Gather the lines that hold the string "shop".

** Begin **

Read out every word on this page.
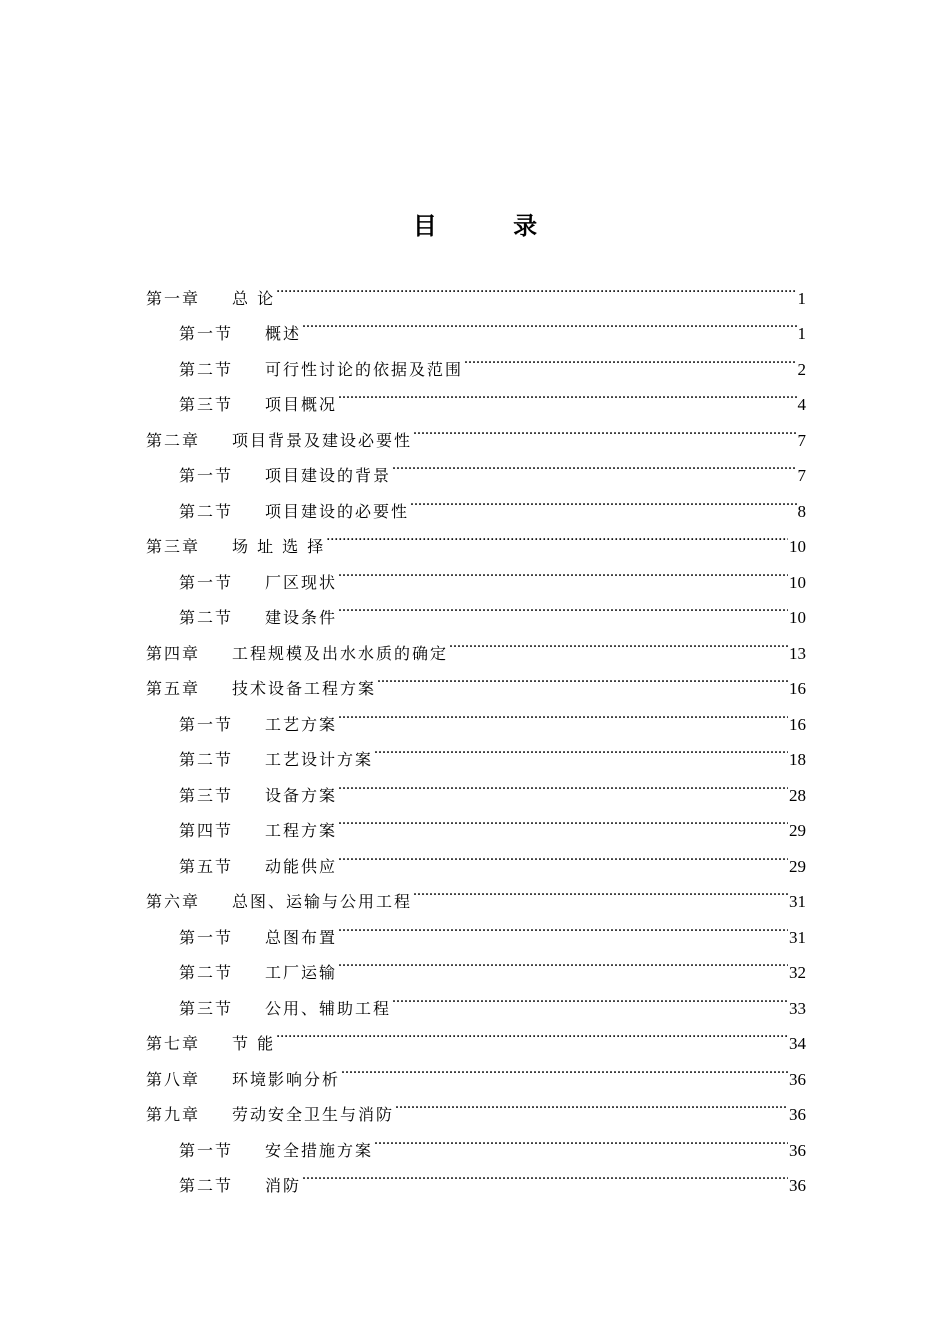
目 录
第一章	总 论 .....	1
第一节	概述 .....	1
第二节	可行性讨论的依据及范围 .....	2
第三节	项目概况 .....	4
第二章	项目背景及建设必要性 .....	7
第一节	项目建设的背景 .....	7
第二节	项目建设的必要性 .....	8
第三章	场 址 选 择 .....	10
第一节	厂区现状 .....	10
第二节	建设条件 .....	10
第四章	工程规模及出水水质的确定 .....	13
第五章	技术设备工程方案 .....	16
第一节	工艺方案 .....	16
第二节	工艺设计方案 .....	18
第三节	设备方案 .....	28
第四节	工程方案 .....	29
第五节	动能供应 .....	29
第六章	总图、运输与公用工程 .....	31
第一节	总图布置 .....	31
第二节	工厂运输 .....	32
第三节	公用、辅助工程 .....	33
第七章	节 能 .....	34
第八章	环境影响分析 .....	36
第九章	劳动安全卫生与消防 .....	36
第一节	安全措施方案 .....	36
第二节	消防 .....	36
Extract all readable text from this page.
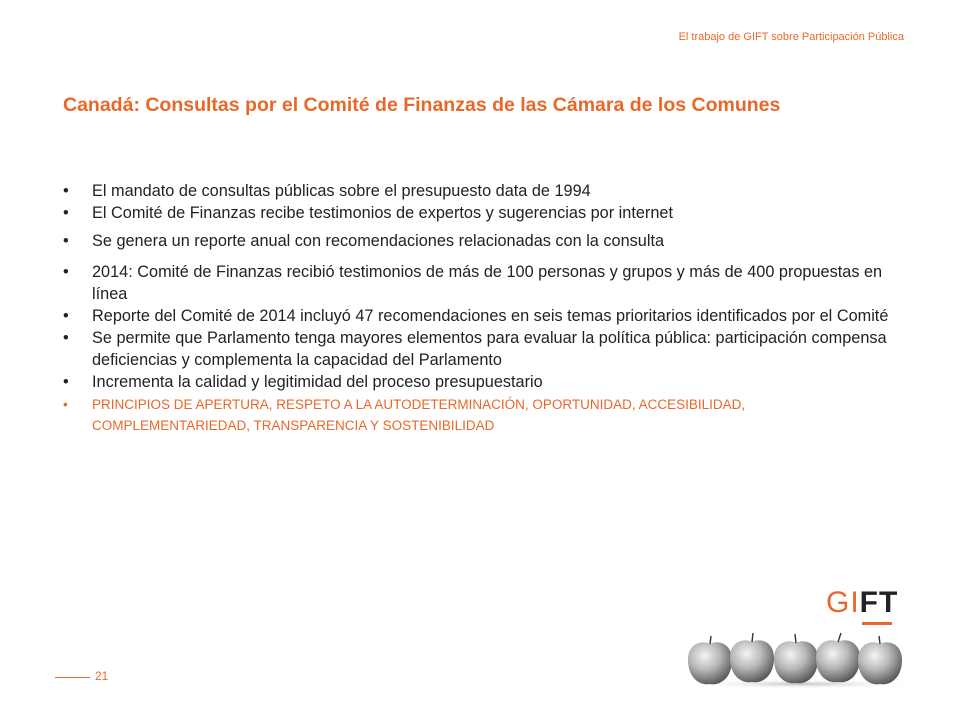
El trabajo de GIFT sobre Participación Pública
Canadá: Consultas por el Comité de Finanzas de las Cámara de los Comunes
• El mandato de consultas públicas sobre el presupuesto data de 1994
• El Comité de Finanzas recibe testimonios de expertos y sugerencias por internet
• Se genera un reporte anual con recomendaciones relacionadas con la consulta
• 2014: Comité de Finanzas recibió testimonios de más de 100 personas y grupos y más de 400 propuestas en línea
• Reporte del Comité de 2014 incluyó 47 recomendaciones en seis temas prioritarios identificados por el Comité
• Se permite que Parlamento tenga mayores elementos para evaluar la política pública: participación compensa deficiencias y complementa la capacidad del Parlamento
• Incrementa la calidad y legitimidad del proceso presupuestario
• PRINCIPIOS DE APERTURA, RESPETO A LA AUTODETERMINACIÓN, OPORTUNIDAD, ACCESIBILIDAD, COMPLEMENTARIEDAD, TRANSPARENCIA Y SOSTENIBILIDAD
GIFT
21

** End **
** Begin **

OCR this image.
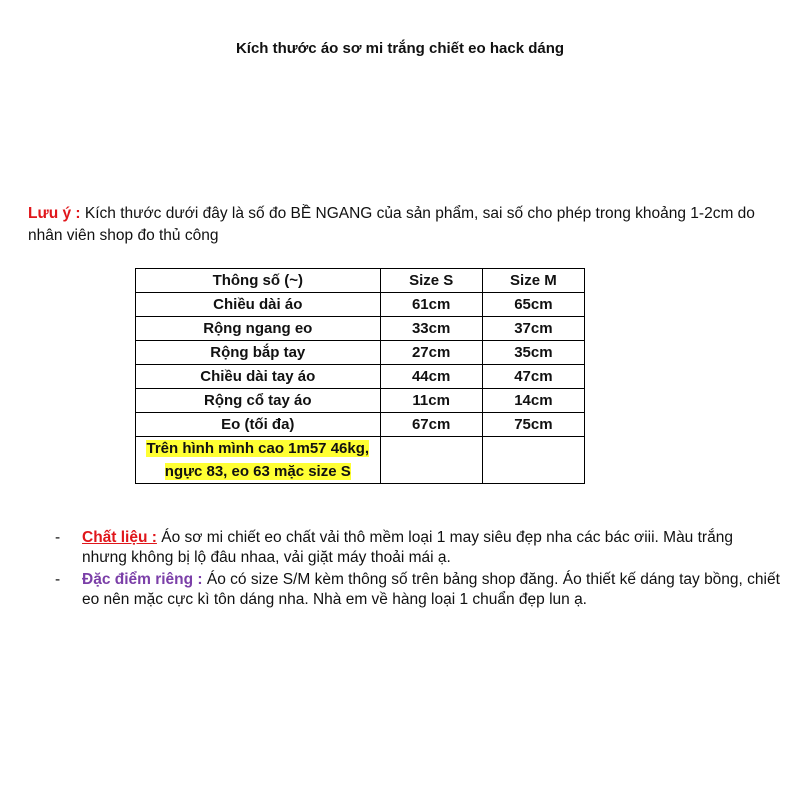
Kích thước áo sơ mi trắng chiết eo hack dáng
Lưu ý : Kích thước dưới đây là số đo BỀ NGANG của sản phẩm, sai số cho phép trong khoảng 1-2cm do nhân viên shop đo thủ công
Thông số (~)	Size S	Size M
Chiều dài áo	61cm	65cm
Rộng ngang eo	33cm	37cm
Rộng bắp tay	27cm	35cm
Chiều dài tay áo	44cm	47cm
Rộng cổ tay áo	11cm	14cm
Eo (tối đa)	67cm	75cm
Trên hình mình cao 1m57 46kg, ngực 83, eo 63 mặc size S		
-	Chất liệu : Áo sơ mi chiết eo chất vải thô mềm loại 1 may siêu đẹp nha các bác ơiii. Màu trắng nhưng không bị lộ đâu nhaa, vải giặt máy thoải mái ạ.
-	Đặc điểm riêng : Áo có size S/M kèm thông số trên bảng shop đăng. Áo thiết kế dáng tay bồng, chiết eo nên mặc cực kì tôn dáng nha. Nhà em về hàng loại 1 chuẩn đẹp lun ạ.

** End **
** Begin **

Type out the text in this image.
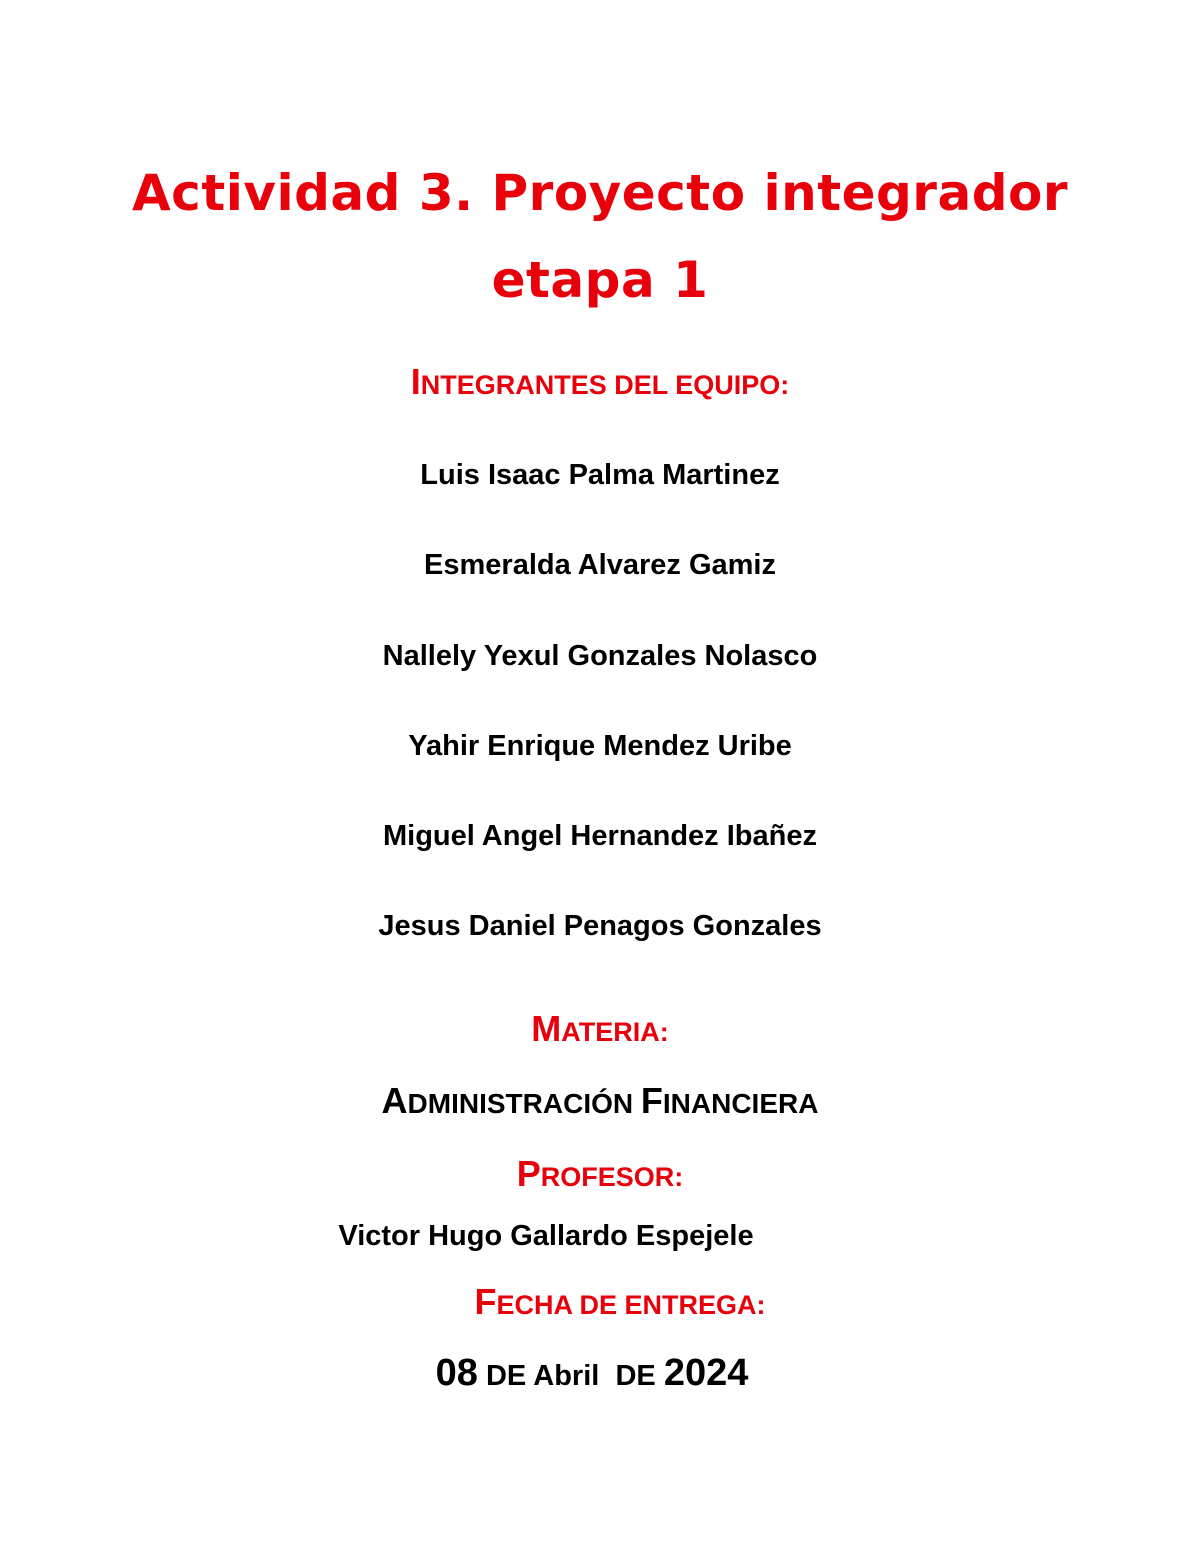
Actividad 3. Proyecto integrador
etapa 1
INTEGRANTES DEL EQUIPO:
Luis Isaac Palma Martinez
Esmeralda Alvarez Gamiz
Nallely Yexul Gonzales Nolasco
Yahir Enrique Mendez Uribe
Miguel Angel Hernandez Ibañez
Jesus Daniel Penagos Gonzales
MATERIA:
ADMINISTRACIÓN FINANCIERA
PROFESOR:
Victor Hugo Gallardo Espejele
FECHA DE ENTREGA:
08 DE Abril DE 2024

** End **

▶ Complete answer:
Lưu ý : Kích thước dưới đây là số đo BỀ NGANG của sản phẩm, sai số cho phép trong khoảng 1-2cm do nhân viên shop đo thủ công
-	Đặc điểm riêng : Áo có size S/M kèm thông số trên bảng shop đăng. Áo thiết kế dáng tay bồng, chiết eo nên mặc cực kì tôn dáng nha. Nhà em về hàng loại 1 chuẩn đẹp lun ạ.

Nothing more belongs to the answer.